WRITTEN REQUEST: Check each line of the records below and collect those holding "good".

THE RECORDS:

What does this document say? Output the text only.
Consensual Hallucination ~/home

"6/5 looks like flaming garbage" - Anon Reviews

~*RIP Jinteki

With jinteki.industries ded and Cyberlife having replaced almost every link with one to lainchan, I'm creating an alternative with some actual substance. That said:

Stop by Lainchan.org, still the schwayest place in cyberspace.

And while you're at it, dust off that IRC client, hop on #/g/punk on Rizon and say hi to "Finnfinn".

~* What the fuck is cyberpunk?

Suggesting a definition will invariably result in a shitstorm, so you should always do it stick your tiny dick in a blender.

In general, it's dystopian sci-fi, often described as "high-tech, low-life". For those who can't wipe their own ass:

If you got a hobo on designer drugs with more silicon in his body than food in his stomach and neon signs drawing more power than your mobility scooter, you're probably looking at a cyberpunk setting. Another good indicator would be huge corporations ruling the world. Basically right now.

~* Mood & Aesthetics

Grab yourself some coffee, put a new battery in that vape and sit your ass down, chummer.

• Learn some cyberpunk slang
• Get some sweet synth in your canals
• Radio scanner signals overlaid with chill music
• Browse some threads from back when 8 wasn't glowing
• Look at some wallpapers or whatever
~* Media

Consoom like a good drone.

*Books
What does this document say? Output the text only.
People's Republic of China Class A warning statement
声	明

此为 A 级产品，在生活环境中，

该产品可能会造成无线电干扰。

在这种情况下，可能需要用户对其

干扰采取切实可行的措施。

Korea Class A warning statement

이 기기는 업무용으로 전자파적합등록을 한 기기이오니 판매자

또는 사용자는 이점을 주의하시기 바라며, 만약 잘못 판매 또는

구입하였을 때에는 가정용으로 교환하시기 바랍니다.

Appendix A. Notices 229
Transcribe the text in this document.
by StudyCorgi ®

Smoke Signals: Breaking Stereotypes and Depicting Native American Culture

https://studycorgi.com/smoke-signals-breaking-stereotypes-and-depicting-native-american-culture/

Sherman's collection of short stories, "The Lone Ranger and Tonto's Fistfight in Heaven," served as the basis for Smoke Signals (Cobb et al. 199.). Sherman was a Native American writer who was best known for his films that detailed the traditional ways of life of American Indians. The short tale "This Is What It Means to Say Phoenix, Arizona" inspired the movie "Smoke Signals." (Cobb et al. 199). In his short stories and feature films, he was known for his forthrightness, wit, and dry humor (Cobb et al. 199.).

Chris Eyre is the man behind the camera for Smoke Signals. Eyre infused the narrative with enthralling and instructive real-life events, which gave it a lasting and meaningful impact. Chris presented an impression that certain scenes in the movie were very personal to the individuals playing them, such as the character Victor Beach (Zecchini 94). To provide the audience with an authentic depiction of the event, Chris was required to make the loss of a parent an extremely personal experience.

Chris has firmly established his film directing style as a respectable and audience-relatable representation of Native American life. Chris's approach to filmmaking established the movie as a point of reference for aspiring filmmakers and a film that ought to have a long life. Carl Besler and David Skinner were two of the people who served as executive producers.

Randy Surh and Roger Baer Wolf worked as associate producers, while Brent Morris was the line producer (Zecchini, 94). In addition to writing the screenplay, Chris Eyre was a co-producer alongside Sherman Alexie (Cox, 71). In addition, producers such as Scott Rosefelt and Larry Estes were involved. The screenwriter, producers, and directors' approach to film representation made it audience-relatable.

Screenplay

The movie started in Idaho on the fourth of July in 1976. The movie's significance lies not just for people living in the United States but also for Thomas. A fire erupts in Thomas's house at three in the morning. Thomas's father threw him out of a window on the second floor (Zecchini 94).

EXPECTED OUTPUT:
If you got a hobo on designer drugs with more silicon in his body than food in his stomach and neon signs drawing more power than your mobility scooter, you're probably looking at a cyberpunk setting. Another good indicator would be huge corporations ruling the world. Basically right now.
Consoom like a good drone.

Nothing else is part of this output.